_Objetivo del ejercicio:_ Reescribe como lista numerada el tramo que empieza con la línea que contiene "day1-points: 17: [182, 570, 242, 607]" y termina con la que contiene "day1-elims: 28: [242, 200, 304, 237]", ambas incluidas. Omite las líneas en blanco.

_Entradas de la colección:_
******************************
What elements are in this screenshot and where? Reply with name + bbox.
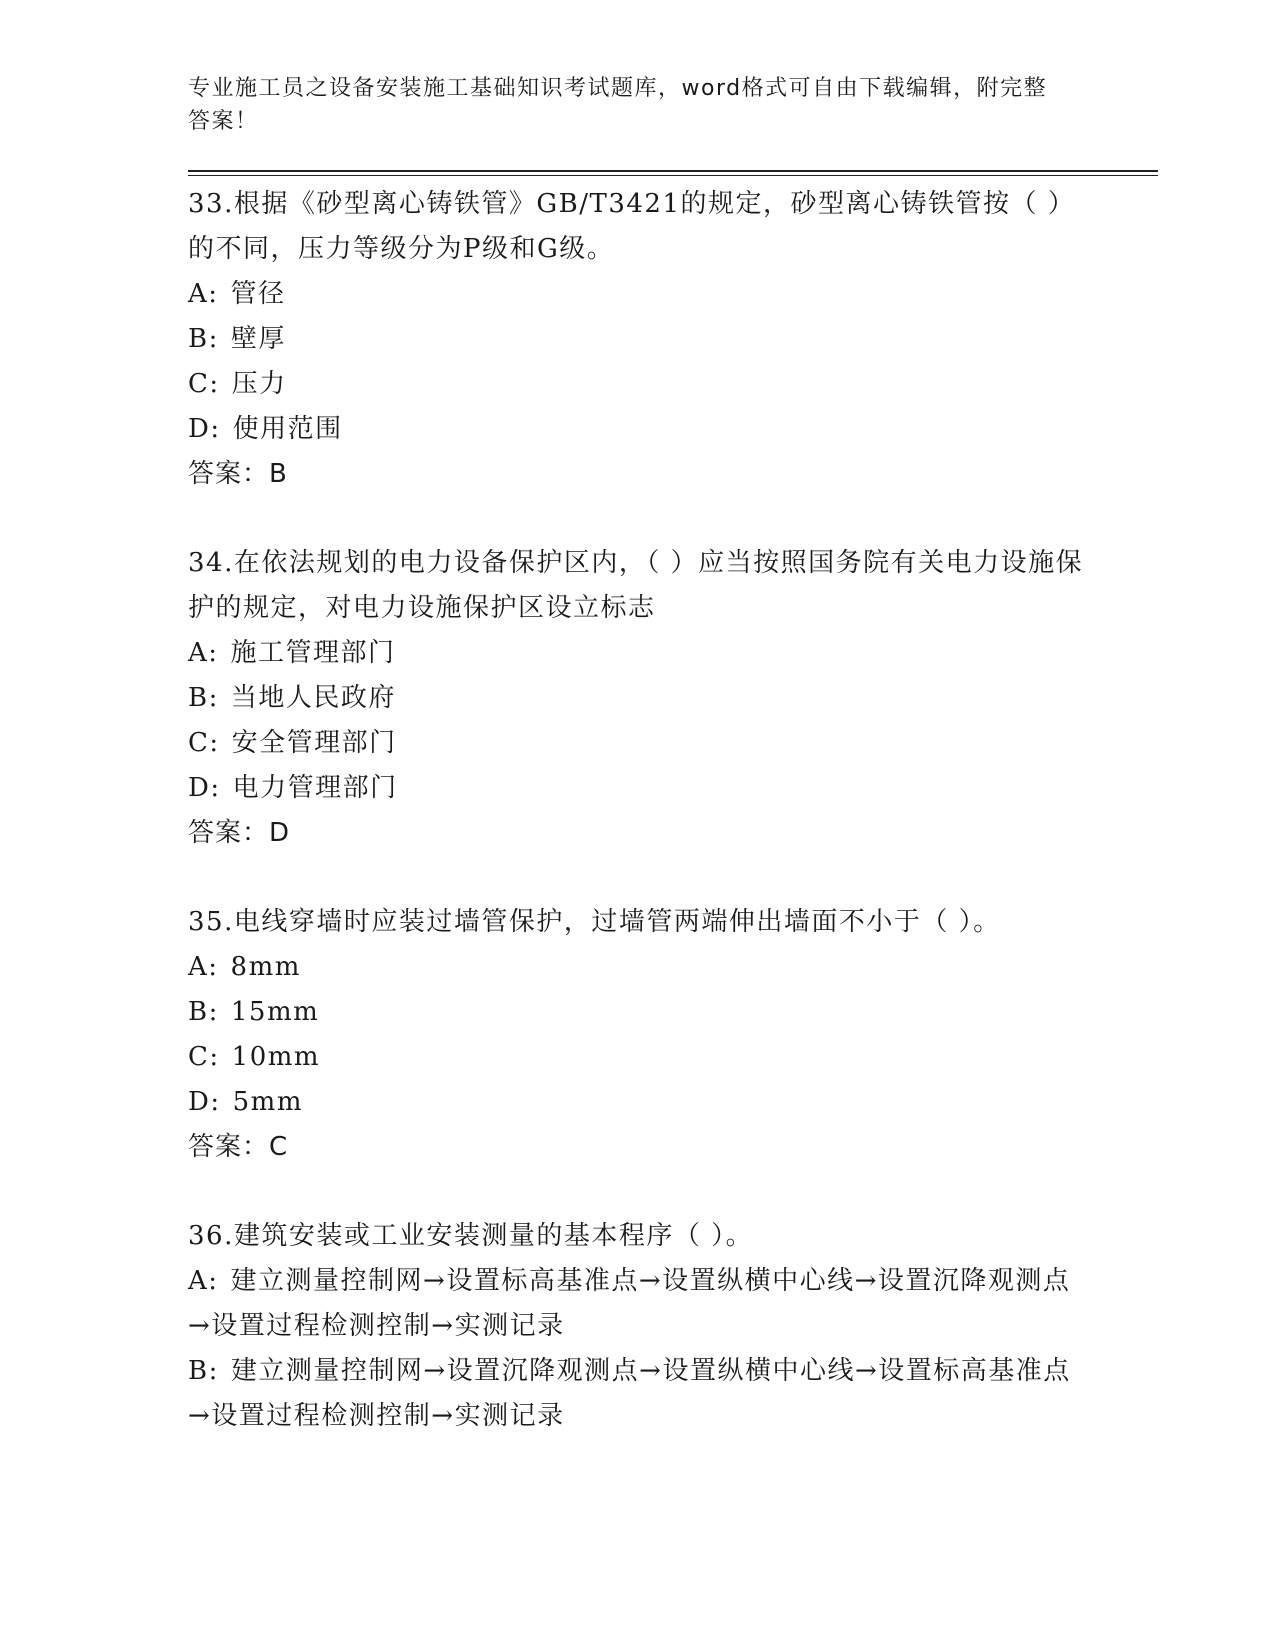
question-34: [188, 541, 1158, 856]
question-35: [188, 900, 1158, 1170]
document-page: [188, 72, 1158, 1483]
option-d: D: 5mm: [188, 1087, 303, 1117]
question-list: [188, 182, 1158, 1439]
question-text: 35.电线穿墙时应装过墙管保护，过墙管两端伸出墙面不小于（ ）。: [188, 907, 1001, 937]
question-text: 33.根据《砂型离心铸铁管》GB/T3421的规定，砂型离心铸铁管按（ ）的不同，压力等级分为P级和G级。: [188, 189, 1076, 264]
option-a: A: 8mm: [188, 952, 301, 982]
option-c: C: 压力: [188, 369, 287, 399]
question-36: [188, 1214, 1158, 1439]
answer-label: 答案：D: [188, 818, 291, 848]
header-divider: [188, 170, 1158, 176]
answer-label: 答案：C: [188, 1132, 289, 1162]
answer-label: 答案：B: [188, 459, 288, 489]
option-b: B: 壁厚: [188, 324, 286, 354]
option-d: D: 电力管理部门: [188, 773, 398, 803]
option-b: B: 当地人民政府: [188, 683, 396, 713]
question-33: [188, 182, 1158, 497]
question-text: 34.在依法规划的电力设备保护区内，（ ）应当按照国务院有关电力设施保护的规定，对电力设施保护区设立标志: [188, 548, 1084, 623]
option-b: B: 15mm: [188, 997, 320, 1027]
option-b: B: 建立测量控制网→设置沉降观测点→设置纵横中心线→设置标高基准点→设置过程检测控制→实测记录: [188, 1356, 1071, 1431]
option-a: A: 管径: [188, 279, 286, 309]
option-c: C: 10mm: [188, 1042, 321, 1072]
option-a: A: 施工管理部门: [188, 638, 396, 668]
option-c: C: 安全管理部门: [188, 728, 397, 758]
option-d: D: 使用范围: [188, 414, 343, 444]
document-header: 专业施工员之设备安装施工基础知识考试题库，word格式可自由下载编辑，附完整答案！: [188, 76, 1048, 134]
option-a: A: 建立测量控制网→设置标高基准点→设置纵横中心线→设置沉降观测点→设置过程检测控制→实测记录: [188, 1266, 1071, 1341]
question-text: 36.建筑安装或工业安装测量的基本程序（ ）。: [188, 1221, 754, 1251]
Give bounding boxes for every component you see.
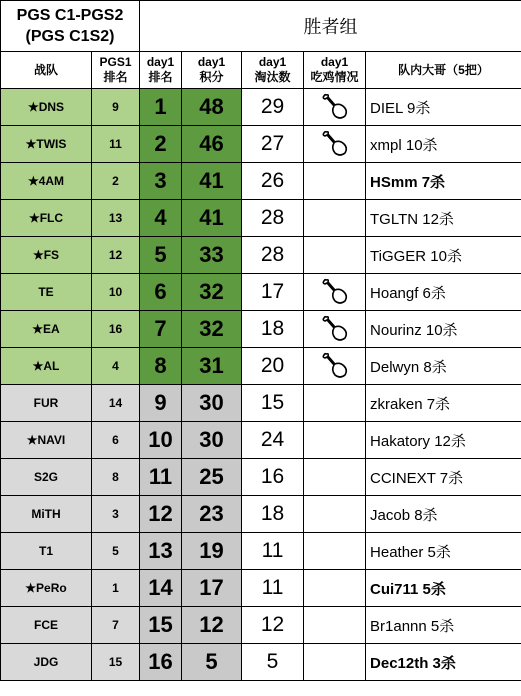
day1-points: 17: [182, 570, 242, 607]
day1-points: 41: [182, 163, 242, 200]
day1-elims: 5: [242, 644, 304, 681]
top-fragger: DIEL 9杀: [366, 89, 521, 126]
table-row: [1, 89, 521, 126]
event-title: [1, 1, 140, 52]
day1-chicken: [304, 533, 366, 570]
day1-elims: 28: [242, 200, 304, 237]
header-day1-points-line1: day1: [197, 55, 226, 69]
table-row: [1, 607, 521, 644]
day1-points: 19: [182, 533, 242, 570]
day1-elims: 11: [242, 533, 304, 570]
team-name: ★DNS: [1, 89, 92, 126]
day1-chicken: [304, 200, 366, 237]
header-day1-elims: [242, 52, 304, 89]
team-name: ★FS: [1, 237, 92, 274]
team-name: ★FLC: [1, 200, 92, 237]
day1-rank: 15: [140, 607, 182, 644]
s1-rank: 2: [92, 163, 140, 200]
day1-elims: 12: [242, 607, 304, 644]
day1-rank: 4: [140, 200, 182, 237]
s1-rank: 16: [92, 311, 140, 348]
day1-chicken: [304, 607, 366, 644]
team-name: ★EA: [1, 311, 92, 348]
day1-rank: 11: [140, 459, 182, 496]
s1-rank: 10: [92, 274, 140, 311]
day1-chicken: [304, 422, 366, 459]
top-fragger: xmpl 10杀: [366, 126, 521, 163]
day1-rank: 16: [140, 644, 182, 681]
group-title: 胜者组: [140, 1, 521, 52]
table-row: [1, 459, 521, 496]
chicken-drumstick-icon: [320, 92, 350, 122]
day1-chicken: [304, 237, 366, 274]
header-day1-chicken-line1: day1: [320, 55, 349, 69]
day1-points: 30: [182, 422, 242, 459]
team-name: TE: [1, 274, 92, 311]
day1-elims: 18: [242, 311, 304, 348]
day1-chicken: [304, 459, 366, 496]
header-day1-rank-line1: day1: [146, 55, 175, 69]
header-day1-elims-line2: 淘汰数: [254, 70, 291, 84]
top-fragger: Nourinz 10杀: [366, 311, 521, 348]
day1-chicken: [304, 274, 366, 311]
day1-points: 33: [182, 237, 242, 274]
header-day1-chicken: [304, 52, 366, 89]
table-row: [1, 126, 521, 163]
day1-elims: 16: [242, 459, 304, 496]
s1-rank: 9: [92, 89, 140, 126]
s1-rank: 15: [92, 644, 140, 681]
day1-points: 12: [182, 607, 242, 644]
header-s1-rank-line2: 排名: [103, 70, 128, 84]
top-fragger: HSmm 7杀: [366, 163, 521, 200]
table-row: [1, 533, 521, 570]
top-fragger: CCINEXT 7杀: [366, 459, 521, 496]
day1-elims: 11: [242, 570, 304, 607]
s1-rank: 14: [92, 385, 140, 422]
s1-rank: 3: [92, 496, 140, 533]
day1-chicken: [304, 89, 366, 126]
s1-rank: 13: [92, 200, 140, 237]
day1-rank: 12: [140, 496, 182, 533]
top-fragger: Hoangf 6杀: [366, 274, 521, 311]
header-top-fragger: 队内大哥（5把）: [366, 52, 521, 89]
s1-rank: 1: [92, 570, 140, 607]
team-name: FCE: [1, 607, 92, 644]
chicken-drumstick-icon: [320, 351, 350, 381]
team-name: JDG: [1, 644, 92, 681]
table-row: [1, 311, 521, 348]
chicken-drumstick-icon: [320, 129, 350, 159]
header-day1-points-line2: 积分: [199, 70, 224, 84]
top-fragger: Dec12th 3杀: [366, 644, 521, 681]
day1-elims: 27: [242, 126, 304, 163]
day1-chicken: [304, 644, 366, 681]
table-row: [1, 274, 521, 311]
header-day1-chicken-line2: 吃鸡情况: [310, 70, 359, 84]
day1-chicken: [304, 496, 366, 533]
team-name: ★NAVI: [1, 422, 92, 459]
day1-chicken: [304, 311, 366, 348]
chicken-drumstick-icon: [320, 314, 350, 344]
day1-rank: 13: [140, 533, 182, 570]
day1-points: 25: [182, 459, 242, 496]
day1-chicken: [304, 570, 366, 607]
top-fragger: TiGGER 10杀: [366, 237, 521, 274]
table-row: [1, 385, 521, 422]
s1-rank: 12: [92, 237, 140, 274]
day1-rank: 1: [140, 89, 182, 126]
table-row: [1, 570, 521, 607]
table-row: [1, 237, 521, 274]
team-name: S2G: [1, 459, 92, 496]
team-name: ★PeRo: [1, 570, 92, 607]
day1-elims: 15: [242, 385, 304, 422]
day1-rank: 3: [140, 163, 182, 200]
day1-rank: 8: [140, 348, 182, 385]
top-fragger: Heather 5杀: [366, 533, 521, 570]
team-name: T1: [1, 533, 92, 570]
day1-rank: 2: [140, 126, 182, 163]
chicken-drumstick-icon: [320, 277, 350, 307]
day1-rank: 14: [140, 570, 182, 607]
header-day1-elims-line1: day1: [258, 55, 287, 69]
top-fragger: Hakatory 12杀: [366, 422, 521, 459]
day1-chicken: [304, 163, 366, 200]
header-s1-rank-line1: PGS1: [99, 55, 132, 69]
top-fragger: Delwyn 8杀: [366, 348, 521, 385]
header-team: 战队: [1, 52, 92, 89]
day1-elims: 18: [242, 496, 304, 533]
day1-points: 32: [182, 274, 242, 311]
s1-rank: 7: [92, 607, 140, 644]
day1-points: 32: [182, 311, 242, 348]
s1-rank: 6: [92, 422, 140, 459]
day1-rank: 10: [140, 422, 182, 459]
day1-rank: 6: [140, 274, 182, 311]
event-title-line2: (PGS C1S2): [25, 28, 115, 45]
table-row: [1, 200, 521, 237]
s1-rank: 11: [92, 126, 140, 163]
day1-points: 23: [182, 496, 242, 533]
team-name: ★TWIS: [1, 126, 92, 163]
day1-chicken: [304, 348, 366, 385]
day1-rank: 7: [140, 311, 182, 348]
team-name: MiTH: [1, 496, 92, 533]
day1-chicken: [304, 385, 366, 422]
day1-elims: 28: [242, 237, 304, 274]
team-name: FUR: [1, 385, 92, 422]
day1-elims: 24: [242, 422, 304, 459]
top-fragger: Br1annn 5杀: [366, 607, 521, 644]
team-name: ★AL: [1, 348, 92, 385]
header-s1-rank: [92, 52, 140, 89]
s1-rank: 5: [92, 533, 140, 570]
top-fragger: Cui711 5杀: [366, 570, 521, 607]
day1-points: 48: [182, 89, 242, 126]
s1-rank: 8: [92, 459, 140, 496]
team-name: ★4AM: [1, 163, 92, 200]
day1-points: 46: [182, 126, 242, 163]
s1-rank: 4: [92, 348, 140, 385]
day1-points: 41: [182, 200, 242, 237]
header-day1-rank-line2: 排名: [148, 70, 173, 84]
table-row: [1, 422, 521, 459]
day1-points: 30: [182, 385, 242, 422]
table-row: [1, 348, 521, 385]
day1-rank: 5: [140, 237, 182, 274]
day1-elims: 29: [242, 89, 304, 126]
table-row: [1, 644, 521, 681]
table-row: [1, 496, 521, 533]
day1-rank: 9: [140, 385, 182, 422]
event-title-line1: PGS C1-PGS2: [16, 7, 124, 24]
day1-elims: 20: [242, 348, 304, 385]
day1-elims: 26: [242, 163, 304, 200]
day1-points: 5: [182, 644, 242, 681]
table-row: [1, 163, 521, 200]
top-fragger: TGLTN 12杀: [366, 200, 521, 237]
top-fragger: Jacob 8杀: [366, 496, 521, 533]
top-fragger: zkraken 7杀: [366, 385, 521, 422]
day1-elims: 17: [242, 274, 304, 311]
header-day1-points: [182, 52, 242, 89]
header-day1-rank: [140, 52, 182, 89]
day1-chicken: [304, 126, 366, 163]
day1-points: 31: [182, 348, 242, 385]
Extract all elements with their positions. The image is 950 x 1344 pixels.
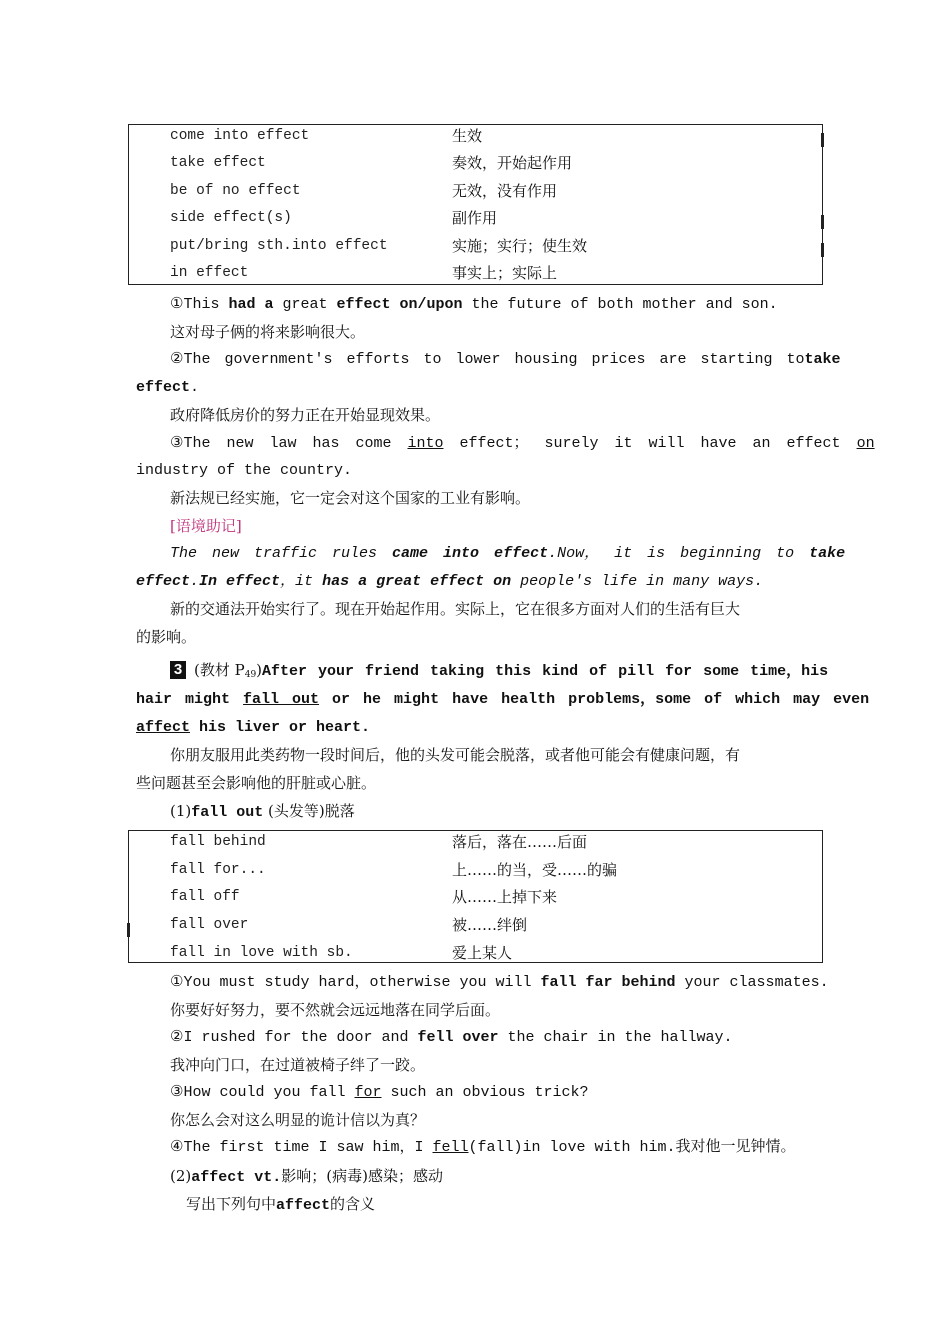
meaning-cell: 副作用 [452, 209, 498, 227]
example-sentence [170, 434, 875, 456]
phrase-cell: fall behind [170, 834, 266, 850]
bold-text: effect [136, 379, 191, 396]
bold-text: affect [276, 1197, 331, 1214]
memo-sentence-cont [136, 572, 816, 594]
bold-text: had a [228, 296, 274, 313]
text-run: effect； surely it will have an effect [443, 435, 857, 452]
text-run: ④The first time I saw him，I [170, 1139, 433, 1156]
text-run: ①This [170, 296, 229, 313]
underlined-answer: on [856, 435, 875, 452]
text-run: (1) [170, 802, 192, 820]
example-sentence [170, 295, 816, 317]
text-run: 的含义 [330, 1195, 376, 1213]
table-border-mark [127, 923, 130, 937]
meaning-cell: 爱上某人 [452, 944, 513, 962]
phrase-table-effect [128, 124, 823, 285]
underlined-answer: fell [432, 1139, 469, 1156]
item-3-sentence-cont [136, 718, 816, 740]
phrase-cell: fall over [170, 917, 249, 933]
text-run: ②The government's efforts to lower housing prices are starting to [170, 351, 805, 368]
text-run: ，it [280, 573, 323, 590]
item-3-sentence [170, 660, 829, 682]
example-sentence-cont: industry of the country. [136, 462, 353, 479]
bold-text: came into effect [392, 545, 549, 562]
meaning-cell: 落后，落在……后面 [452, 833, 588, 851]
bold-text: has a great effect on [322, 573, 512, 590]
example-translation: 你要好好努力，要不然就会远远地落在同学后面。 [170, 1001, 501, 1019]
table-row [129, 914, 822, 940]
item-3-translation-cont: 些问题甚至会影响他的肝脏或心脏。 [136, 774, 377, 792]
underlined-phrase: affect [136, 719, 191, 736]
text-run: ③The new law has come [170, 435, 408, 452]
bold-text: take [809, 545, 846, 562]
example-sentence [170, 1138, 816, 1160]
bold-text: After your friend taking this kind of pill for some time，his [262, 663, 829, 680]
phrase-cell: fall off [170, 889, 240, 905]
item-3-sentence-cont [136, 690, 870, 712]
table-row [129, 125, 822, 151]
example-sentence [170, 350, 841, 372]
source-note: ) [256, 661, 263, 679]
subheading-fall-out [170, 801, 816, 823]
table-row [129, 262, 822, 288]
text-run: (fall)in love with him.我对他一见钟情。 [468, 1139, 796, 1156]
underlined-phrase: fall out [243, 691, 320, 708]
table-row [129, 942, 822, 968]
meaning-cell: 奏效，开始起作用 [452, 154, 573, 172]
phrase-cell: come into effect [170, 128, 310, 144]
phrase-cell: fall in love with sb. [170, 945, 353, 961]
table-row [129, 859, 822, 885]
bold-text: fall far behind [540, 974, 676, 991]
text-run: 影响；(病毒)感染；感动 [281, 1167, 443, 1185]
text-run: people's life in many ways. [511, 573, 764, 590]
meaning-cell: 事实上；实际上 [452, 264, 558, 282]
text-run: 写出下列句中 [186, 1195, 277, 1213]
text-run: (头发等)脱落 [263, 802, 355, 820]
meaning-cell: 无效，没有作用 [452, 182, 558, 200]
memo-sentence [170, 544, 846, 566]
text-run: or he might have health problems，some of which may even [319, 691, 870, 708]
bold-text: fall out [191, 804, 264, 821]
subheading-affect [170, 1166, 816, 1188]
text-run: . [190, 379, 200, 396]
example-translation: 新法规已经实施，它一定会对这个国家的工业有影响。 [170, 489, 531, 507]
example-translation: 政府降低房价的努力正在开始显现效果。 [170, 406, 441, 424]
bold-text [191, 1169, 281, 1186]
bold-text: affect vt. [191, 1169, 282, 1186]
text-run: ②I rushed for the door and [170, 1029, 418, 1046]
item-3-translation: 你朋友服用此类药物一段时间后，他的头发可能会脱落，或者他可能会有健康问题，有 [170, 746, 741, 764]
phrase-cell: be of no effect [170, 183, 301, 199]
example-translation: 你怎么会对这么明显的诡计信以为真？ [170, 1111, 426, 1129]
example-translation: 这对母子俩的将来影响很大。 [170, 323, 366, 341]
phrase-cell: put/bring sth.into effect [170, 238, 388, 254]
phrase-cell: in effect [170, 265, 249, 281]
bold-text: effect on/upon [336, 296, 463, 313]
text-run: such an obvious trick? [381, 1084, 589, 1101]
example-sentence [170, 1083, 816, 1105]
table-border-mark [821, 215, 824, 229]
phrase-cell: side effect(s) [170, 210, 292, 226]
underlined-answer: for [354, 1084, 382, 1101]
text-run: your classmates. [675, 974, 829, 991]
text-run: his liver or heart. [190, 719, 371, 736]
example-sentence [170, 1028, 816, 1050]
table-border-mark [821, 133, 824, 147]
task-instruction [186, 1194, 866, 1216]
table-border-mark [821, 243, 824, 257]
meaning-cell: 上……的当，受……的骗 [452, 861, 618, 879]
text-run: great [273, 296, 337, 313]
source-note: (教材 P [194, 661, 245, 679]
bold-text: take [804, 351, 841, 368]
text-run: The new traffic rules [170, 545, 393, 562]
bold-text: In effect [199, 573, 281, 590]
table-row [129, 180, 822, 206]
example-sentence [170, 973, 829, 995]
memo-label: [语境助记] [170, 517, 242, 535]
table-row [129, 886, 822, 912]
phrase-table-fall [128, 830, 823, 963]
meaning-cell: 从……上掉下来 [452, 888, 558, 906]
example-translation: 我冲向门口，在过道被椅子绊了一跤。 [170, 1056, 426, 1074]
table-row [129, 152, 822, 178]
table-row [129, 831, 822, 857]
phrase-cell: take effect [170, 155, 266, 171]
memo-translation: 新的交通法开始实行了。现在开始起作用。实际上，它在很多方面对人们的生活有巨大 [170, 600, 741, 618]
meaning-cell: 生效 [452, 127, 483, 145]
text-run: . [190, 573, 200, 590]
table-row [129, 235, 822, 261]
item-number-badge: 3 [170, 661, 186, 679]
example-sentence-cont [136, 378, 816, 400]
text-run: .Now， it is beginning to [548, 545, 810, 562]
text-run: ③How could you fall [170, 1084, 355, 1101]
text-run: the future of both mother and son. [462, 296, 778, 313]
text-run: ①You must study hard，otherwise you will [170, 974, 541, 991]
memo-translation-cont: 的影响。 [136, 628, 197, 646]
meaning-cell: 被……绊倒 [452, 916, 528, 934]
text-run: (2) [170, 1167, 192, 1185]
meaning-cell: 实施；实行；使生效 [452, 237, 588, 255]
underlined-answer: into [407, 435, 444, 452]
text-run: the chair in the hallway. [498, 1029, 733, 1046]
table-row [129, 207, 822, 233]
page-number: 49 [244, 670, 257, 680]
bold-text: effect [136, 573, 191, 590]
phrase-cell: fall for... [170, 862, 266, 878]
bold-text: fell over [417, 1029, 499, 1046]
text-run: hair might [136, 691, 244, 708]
******************************
_Respuesta:_
1. day1-points: 17: [182, 570, 242, 607]
2. day1-points: 41: [182, 163, 242, 200]
3. day1-elims: 5: [242, 644, 304, 681]
4. top-fragger: DIEL 9杀: [366, 89, 521, 126]
5. table-row: [1, 89, 521, 126]
6. event-title: [1, 1, 140, 52]
7. day1-chicken: [304, 533, 366, 570]
8. day1-elims: 28: [242, 200, 304, 237]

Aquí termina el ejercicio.